Record set:
◆ ◆ ◆ ◆ ◆

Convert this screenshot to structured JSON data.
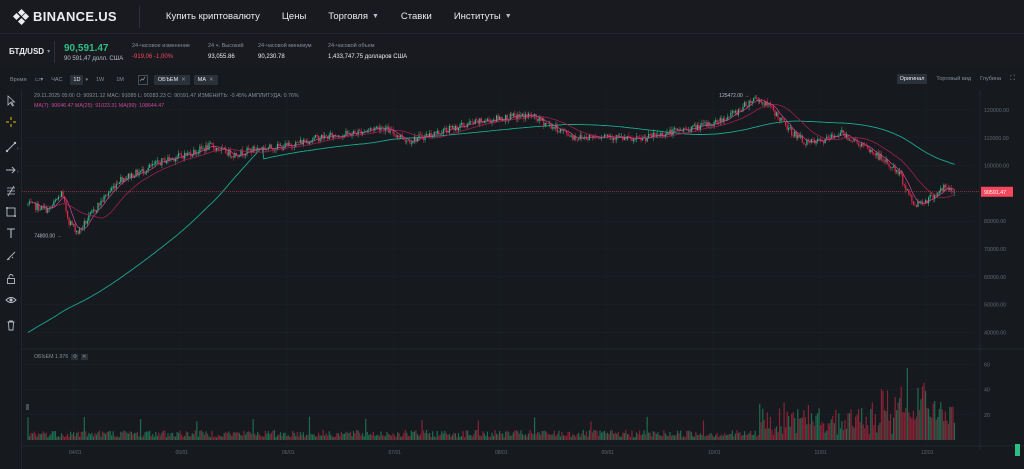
{
  "nav": {
    "logo_text": "BINANCE.US",
    "items": [
      {
        "label": "Купить криптовалюту",
        "caret": false
      },
      {
        "label": "Цены",
        "caret": false
      },
      {
        "label": "Торговля",
        "caret": true
      },
      {
        "label": "Ставки",
        "caret": false
      },
      {
        "label": "Институты",
        "caret": true
      }
    ]
  },
  "ticker": {
    "pair": "БТД/USD",
    "price": "90,591.47",
    "price_usd": "90 591,47 долл. США",
    "stats": [
      {
        "label": "24-часовое изменение",
        "value": "-919,06 -1,00%",
        "negative": true
      },
      {
        "label": "24 ч. Высокий",
        "value": "93,055.86",
        "negative": false
      },
      {
        "label": "24-часовой минимум",
        "value": "90,230.78",
        "negative": false
      },
      {
        "label": "24-часовой объем",
        "value": "1,433,747.75 долларов США",
        "negative": false
      }
    ]
  },
  "toolbar": {
    "time_label": "Время",
    "intervals": [
      "ЧАС",
      "1D",
      "1W",
      "1M"
    ],
    "active_interval": "1D",
    "chips": [
      "ОБЪЕМ",
      "MA"
    ],
    "views": [
      "Оригинал",
      "Торговый вид",
      "Глубина"
    ],
    "active_view": "Оригинал"
  },
  "legend": {
    "ohlc": "29.11.2025 05:00  O: 90921.12  MAC: 91085  L: 90283.23  C: 90591.47  ИЗМЕНИТЬ: -0.45%  АМПЛИТУДА: 0.76%",
    "ma": "MA(7): 90646.47  MA(25): 91023.31  MA(99): 108644.47",
    "volume": "ОБЪЕМ  1.976"
  },
  "colors": {
    "up": "#2ebd85",
    "down": "#e0294a",
    "ma7": "#c9469b",
    "ma25": "#9d1f4b",
    "ma99": "#1aa88f",
    "price_line": "#f6465d"
  },
  "chart_data": {
    "type": "candlestick",
    "price_axis_ticks": [
      120000,
      110000,
      100000,
      90000,
      80000,
      70000,
      60000,
      50000,
      40000
    ],
    "volume_axis_ticks": [
      60,
      40,
      20
    ],
    "time_axis_ticks": [
      "04/01",
      "05/01",
      "06/01",
      "07/01",
      "08/01",
      "09/01",
      "10/01",
      "11/01",
      "12/01"
    ],
    "last_price": 90591.47,
    "high_annotation": "125472.00",
    "low_annotation": "74800.00",
    "waypoints": [
      [
        0,
        86000
      ],
      [
        14,
        84000
      ],
      [
        22,
        90000
      ],
      [
        27,
        80000
      ],
      [
        33,
        76000
      ],
      [
        45,
        85000
      ],
      [
        60,
        95000
      ],
      [
        75,
        98000
      ],
      [
        90,
        102000
      ],
      [
        104,
        104000
      ],
      [
        120,
        107000
      ],
      [
        135,
        104000
      ],
      [
        150,
        106000
      ],
      [
        170,
        107000
      ],
      [
        190,
        110000
      ],
      [
        213,
        111500
      ],
      [
        232,
        114000
      ],
      [
        250,
        109000
      ],
      [
        270,
        112000
      ],
      [
        290,
        115000
      ],
      [
        310,
        117000
      ],
      [
        330,
        118000
      ],
      [
        347,
        113500
      ],
      [
        360,
        110000
      ],
      [
        380,
        111000
      ],
      [
        398,
        109000
      ],
      [
        414,
        111000
      ],
      [
        432,
        113000
      ],
      [
        450,
        115000
      ],
      [
        465,
        119000
      ],
      [
        478,
        124500
      ],
      [
        488,
        121000
      ],
      [
        500,
        113000
      ],
      [
        512,
        108000
      ],
      [
        524,
        109000
      ],
      [
        534,
        112000
      ],
      [
        546,
        108000
      ],
      [
        560,
        103000
      ],
      [
        573,
        97000
      ],
      [
        582,
        86000
      ],
      [
        592,
        88000
      ],
      [
        602,
        92000
      ],
      [
        609,
        90500
      ]
    ]
  }
}
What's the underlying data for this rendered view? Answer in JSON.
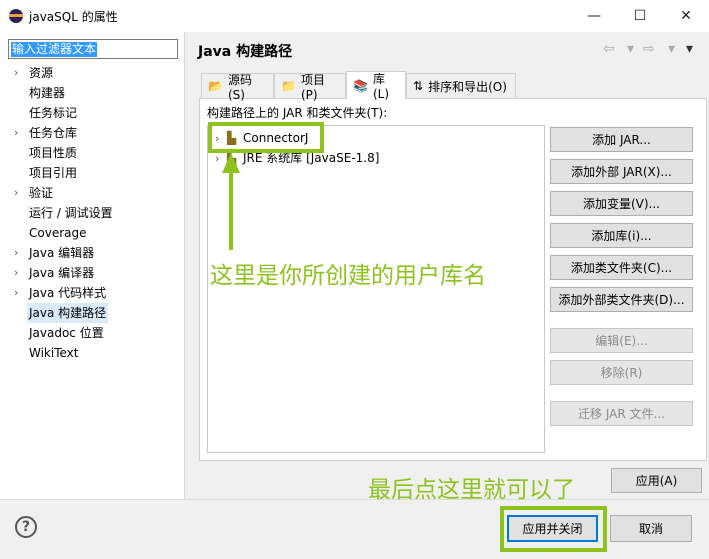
{
  "window": {
    "title": "javaSQL 的属性",
    "minimize": "—",
    "maximize": "☐",
    "close": "✕"
  },
  "filter": {
    "value": "输入过滤器文本"
  },
  "sidebar": {
    "items": [
      {
        "label": "资源",
        "chevron": "›"
      },
      {
        "label": "构建器",
        "chevron": ""
      },
      {
        "label": "任务标记",
        "chevron": ""
      },
      {
        "label": "任务仓库",
        "chevron": "›"
      },
      {
        "label": "项目性质",
        "chevron": ""
      },
      {
        "label": "项目引用",
        "chevron": ""
      },
      {
        "label": "验证",
        "chevron": "›"
      },
      {
        "label": "运行 / 调试设置",
        "chevron": ""
      },
      {
        "label": "Coverage",
        "chevron": ""
      },
      {
        "label": "Java 编辑器",
        "chevron": "›"
      },
      {
        "label": "Java 编译器",
        "chevron": "›"
      },
      {
        "label": "Java 代码样式",
        "chevron": "›"
      },
      {
        "label": "Java 构建路径",
        "chevron": ""
      },
      {
        "label": "Javadoc 位置",
        "chevron": ""
      },
      {
        "label": "WikiText",
        "chevron": ""
      }
    ]
  },
  "page": {
    "title": "Java 构建路径",
    "nav_back": "⇦",
    "nav_drop": "▾",
    "nav_forward": "⇨",
    "nav_menu": "▾"
  },
  "tabs": [
    {
      "label": "源码(S)",
      "icon": "📂"
    },
    {
      "label": "项目(P)",
      "icon": "📁"
    },
    {
      "label": "库(L)",
      "icon": "📚"
    },
    {
      "label": "排序和导出(O)",
      "icon": "⇅"
    }
  ],
  "libraries": {
    "label": "构建路径上的 JAR 和类文件夹(T):",
    "items": [
      {
        "label": "ConnectorJ",
        "chevron": "›",
        "icon": "▙"
      },
      {
        "label": "JRE 系统库 [JavaSE-1.8]",
        "chevron": "›",
        "icon": "▙"
      }
    ]
  },
  "buttons": {
    "add_jar": "添加 JAR...",
    "add_external_jar": "添加外部 JAR(X)...",
    "add_variable": "添加变量(V)...",
    "add_library": "添加库(i)...",
    "add_class_folder": "添加类文件夹(C)...",
    "add_external_class_folder": "添加外部类文件夹(D)...",
    "edit": "编辑(E)...",
    "remove": "移除(R)",
    "migrate_jar": "迁移 JAR 文件...",
    "apply": "应用(A)",
    "apply_close": "应用并关闭",
    "cancel": "取消",
    "help": "?"
  },
  "annotations": {
    "library_note": "这里是你所创建的用户库名",
    "apply_note": "最后点这里就可以了"
  },
  "colors": {
    "annotation": "#8dc21f",
    "selection": "#3399ff",
    "selected_row": "#d9ebf9"
  }
}
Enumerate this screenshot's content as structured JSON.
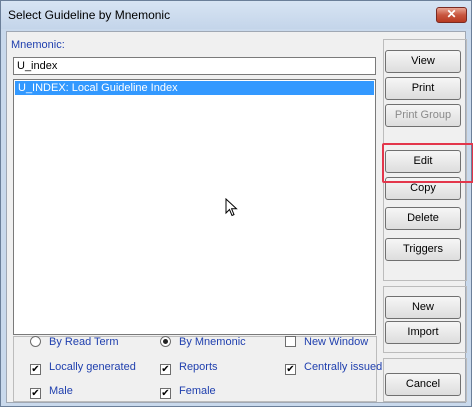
{
  "window": {
    "title": "Select Guideline by Mnemonic",
    "close_symbol": "✕"
  },
  "mnemonic": {
    "label": "Mnemonic:",
    "value": "U_index"
  },
  "list": {
    "items": [
      {
        "label": "U_INDEX: Local Guideline Index",
        "selected": true
      }
    ]
  },
  "buttons": {
    "view": "View",
    "print": "Print",
    "print_group": "Print Group",
    "edit": "Edit",
    "copy": "Copy",
    "delete": "Delete",
    "triggers": "Triggers",
    "new": "New",
    "import": "Import",
    "cancel": "Cancel"
  },
  "options": {
    "by_read_term": {
      "label": "By Read Term",
      "checked": false
    },
    "by_mnemonic": {
      "label": "By Mnemonic",
      "checked": true
    },
    "new_window": {
      "label": "New Window",
      "checked": false
    },
    "locally_generated": {
      "label": "Locally generated",
      "checked": true
    },
    "reports": {
      "label": "Reports",
      "checked": true
    },
    "centrally_issued": {
      "label": "Centrally issued",
      "checked": true
    },
    "male": {
      "label": "Male",
      "checked": true
    },
    "female": {
      "label": "Female",
      "checked": true
    }
  },
  "colors": {
    "selection": "#3399ff",
    "label_blue": "#1f3fae",
    "highlight": "#e3364b"
  },
  "icons": {
    "close": "close-icon",
    "cursor": "mouse-pointer-icon"
  }
}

◆ ◆ ◆ ◆ ◆

Required work: Pick out all lines containing the string "screenshot".

Exercise answer:
Convert this screenshot to structured JSON data.
Enumerate this screenshot's content as structured JSON.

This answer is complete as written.